## BEGIN

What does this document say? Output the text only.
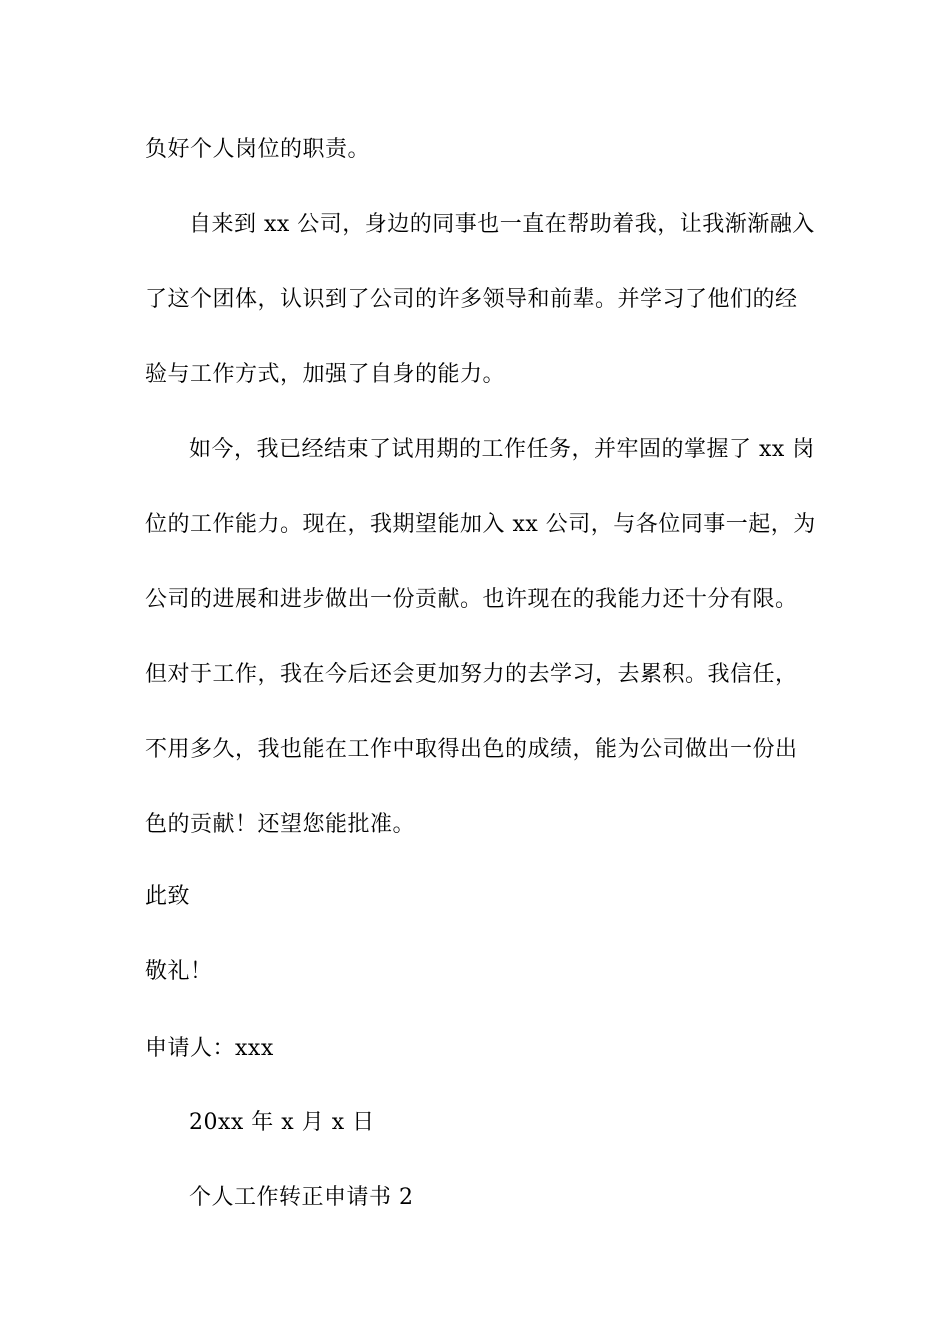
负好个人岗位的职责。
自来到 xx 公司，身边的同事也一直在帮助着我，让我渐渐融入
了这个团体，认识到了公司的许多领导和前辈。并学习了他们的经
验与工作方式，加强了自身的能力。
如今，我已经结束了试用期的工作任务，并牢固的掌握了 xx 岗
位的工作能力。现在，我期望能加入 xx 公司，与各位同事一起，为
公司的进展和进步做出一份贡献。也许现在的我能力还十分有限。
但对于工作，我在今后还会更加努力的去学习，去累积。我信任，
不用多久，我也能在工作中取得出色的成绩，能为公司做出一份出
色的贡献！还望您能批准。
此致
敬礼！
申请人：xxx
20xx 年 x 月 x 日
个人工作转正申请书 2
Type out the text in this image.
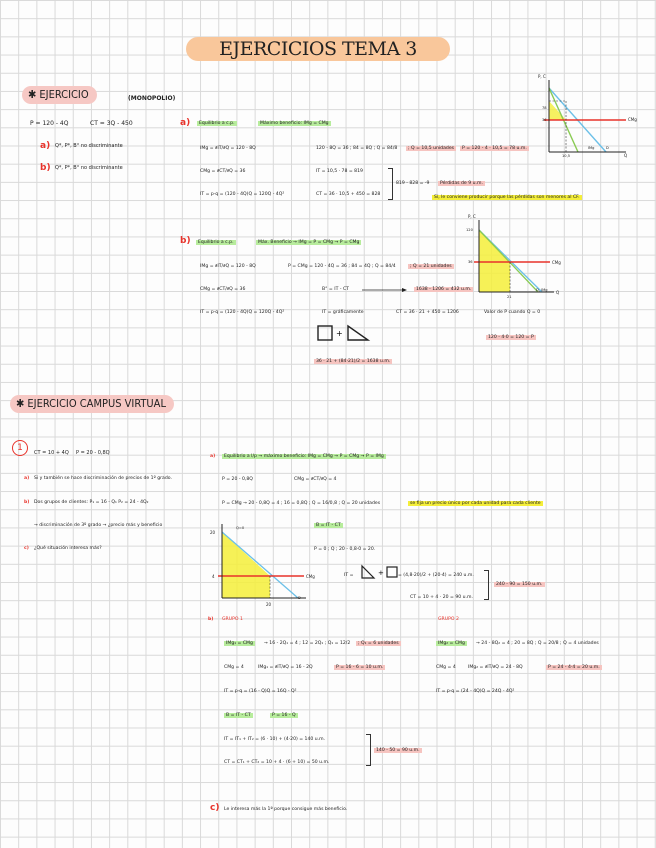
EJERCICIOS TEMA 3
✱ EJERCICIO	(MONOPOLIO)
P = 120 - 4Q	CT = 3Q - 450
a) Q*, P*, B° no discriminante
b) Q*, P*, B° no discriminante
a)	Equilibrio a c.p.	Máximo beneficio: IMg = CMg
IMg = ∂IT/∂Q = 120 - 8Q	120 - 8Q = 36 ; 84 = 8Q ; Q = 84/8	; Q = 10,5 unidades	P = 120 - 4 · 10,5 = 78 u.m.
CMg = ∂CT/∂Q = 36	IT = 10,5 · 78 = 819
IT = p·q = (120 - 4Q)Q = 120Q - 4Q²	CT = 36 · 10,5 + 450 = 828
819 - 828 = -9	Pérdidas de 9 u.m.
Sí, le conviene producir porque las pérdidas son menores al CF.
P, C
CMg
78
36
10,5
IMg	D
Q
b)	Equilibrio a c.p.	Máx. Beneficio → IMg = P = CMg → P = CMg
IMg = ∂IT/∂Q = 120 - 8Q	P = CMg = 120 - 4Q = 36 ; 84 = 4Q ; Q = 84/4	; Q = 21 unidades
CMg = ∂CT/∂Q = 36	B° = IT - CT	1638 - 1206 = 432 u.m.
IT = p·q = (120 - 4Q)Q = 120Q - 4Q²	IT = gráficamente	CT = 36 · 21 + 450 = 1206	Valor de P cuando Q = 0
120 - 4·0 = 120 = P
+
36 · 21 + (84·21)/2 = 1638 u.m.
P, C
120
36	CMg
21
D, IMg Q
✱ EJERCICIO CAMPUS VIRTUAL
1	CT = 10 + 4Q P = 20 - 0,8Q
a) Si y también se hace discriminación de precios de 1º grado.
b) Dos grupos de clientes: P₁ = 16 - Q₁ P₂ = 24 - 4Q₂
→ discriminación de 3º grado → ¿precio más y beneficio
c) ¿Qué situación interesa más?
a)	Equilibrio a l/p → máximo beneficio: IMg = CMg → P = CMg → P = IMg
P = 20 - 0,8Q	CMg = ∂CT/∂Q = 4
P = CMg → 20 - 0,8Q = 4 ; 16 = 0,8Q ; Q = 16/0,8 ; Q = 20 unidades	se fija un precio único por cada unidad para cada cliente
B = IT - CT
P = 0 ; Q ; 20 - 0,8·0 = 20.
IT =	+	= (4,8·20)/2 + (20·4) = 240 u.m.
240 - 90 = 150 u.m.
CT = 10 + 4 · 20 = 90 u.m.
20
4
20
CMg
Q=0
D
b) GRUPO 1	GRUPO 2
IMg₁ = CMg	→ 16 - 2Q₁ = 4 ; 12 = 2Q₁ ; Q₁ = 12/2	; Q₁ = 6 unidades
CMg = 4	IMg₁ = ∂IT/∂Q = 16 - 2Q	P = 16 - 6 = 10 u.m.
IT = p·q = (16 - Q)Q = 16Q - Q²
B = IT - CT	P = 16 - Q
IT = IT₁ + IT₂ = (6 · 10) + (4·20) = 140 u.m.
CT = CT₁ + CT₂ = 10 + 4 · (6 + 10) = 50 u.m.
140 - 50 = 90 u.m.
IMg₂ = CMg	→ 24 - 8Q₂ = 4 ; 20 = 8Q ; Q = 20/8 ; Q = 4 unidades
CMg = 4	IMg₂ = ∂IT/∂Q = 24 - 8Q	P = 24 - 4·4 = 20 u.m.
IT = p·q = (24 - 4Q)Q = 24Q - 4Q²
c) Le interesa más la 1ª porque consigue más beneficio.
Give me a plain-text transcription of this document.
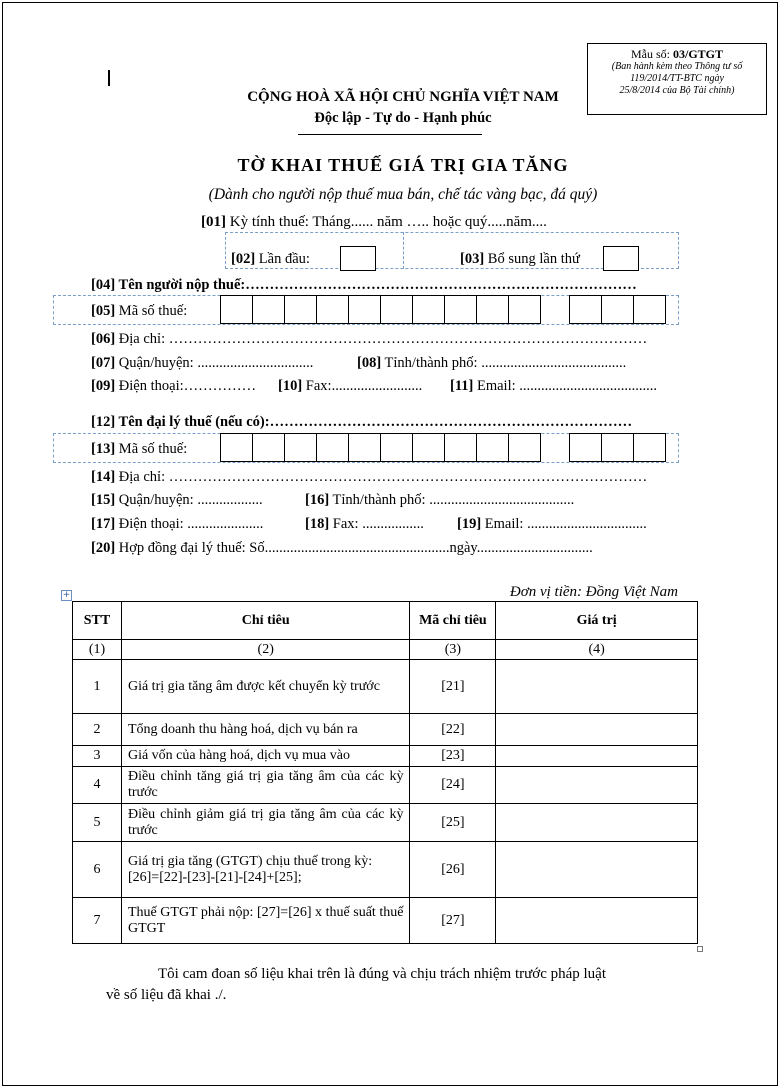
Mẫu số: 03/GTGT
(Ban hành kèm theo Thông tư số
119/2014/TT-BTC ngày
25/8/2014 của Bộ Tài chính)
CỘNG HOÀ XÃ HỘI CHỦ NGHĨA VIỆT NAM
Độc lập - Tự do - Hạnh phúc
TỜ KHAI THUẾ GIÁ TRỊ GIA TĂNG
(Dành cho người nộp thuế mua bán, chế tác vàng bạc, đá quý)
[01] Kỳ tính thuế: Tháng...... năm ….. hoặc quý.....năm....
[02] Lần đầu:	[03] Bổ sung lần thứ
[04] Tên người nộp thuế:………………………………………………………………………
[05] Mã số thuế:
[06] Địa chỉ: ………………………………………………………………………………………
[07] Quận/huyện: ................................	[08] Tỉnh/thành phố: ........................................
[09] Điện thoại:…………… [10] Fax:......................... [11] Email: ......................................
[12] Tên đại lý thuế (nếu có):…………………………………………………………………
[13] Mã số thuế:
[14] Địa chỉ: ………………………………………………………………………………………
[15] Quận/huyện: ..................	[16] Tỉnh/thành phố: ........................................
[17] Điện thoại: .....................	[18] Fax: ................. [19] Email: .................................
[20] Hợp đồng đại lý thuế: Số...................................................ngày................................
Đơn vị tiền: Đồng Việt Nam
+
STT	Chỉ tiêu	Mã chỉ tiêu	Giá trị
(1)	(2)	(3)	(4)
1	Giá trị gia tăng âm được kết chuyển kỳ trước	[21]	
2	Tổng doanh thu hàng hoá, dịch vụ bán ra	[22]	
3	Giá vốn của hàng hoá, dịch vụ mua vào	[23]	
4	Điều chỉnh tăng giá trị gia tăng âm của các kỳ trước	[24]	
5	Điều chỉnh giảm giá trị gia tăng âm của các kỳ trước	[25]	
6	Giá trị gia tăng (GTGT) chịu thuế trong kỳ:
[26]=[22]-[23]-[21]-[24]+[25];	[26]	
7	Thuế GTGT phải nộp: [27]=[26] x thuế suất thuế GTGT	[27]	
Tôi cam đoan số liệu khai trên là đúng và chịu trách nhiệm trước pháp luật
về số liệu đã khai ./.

## END

Problem to work on: Without the pictures, write out every entry precisely as it appears.

Response for this exercise:
What does this document say? Output the text only.
负好个人岗位的职责。
自来到 xx 公司，身边的同事也一直在帮助着我，让我渐渐融入
了这个团体，认识到了公司的许多领导和前辈。并学习了他们的经
验与工作方式，加强了自身的能力。
如今，我已经结束了试用期的工作任务，并牢固的掌握了 xx 岗
位的工作能力。现在，我期望能加入 xx 公司，与各位同事一起，为
公司的进展和进步做出一份贡献。也许现在的我能力还十分有限。
但对于工作，我在今后还会更加努力的去学习，去累积。我信任，
不用多久，我也能在工作中取得出色的成绩，能为公司做出一份出
色的贡献！还望您能批准。
此致
敬礼！
申请人：xxx
20xx 年 x 月 x 日
个人工作转正申请书 2
Type out the text in this image.
EJERCICIOS TEMA 3
✱ EJERCICIO	(MONOPOLIO)
P = 120 - 4Q	CT = 3Q - 450
a) Q*, P*, B° no discriminante
b) Q*, P*, B° no discriminante
a)	Equilibrio a c.p.	Máximo beneficio: IMg = CMg
IMg = ∂IT/∂Q = 120 - 8Q	120 - 8Q = 36 ; 84 = 8Q ; Q = 84/8	; Q = 10,5 unidades	P = 120 - 4 · 10,5 = 78 u.m.
CMg = ∂CT/∂Q = 36	IT = 10,5 · 78 = 819
IT = p·q = (120 - 4Q)Q = 120Q - 4Q²	CT = 36 · 10,5 + 450 = 828
819 - 828 = -9	Pérdidas de 9 u.m.
Sí, le conviene producir porque las pérdidas son menores al CF.
P, C
CMg
78
36
10,5
IMg	D
Q
b)	Equilibrio a c.p.	Máx. Beneficio → IMg = P = CMg → P = CMg
IMg = ∂IT/∂Q = 120 - 8Q	P = CMg = 120 - 4Q = 36 ; 84 = 4Q ; Q = 84/4	; Q = 21 unidades
CMg = ∂CT/∂Q = 36	B° = IT - CT	1638 - 1206 = 432 u.m.
IT = p·q = (120 - 4Q)Q = 120Q - 4Q²	IT = gráficamente	CT = 36 · 21 + 450 = 1206	Valor de P cuando Q = 0
120 - 4·0 = 120 = P
+
36 · 21 + (84·21)/2 = 1638 u.m.
P, C
120
36	CMg
21
D, IMg Q
✱ EJERCICIO CAMPUS VIRTUAL
1	CT = 10 + 4Q P = 20 - 0,8Q
a) Si y también se hace discriminación de precios de 1º grado.
b) Dos grupos de clientes: P₁ = 16 - Q₁ P₂ = 24 - 4Q₂
→ discriminación de 3º grado → ¿precio más y beneficio
c) ¿Qué situación interesa más?
a)	Equilibrio a l/p → máximo beneficio: IMg = CMg → P = CMg → P = IMg
P = 20 - 0,8Q	CMg = ∂CT/∂Q = 4
P = CMg → 20 - 0,8Q = 4 ; 16 = 0,8Q ; Q = 16/0,8 ; Q = 20 unidades	se fija un precio único por cada unidad para cada cliente
B = IT - CT
P = 0 ; Q ; 20 - 0,8·0 = 20.
IT =	+	= (4,8·20)/2 + (20·4) = 240 u.m.
240 - 90 = 150 u.m.
CT = 10 + 4 · 20 = 90 u.m.
20
4
20
CMg
Q=0
D
b) GRUPO 1	GRUPO 2
IMg₁ = CMg	→ 16 - 2Q₁ = 4 ; 12 = 2Q₁ ; Q₁ = 12/2	; Q₁ = 6 unidades
CMg = 4	IMg₁ = ∂IT/∂Q = 16 - 2Q	P = 16 - 6 = 10 u.m.
IT = p·q = (16 - Q)Q = 16Q - Q²
B = IT - CT	P = 16 - Q
IT = IT₁ + IT₂ = (6 · 10) + (4·20) = 140 u.m.
CT = CT₁ + CT₂ = 10 + 4 · (6 + 10) = 50 u.m.
140 - 50 = 90 u.m.
IMg₂ = CMg	→ 24 - 8Q₂ = 4 ; 20 = 8Q ; Q = 20/8 ; Q = 4 unidades
CMg = 4	IMg₂ = ∂IT/∂Q = 24 - 8Q	P = 24 - 4·4 = 20 u.m.
IT = p·q = (24 - 4Q)Q = 24Q - 4Q²
c) Le interesa más la 1ª porque consigue más beneficio.
Give me a plain-text transcription of this document.
Mẫu số: 03/GTGT
(Ban hành kèm theo Thông tư số
119/2014/TT-BTC ngày
25/8/2014 của Bộ Tài chính)
CỘNG HOÀ XÃ HỘI CHỦ NGHĨA VIỆT NAM
Độc lập - Tự do - Hạnh phúc
TỜ KHAI THUẾ GIÁ TRỊ GIA TĂNG
(Dành cho người nộp thuế mua bán, chế tác vàng bạc, đá quý)
[01] Kỳ tính thuế: Tháng...... năm ….. hoặc quý.....năm....
[02] Lần đầu:	[03] Bổ sung lần thứ
[04] Tên người nộp thuế:………………………………………………………………………
[05] Mã số thuế:
[06] Địa chỉ: ………………………………………………………………………………………
[07] Quận/huyện: ................................	[08] Tỉnh/thành phố: ........................................
[09] Điện thoại:…………… [10] Fax:......................... [11] Email: ......................................
[12] Tên đại lý thuế (nếu có):…………………………………………………………………
[13] Mã số thuế:
[14] Địa chỉ: ………………………………………………………………………………………
[15] Quận/huyện: ..................	[16] Tỉnh/thành phố: ........................................
[17] Điện thoại: .....................	[18] Fax: ................. [19] Email: .................................
[20] Hợp đồng đại lý thuế: Số...................................................ngày................................
Đơn vị tiền: Đồng Việt Nam
+
STT	Chỉ tiêu	Mã chỉ tiêu	Giá trị
(1)	(2)	(3)	(4)
1	Giá trị gia tăng âm được kết chuyển kỳ trước	[21]	
2	Tổng doanh thu hàng hoá, dịch vụ bán ra	[22]	
3	Giá vốn của hàng hoá, dịch vụ mua vào	[23]	
4	Điều chỉnh tăng giá trị gia tăng âm của các kỳ trước	[24]	
5	Điều chỉnh giảm giá trị gia tăng âm của các kỳ trước	[25]	
6	Giá trị gia tăng (GTGT) chịu thuế trong kỳ:
[26]=[22]-[23]-[21]-[24]+[25];	[26]	
7	Thuế GTGT phải nộp: [27]=[26] x thuế suất thuế GTGT	[27]	
Tôi cam đoan số liệu khai trên là đúng và chịu trách nhiệm trước pháp luật
về số liệu đã khai ./.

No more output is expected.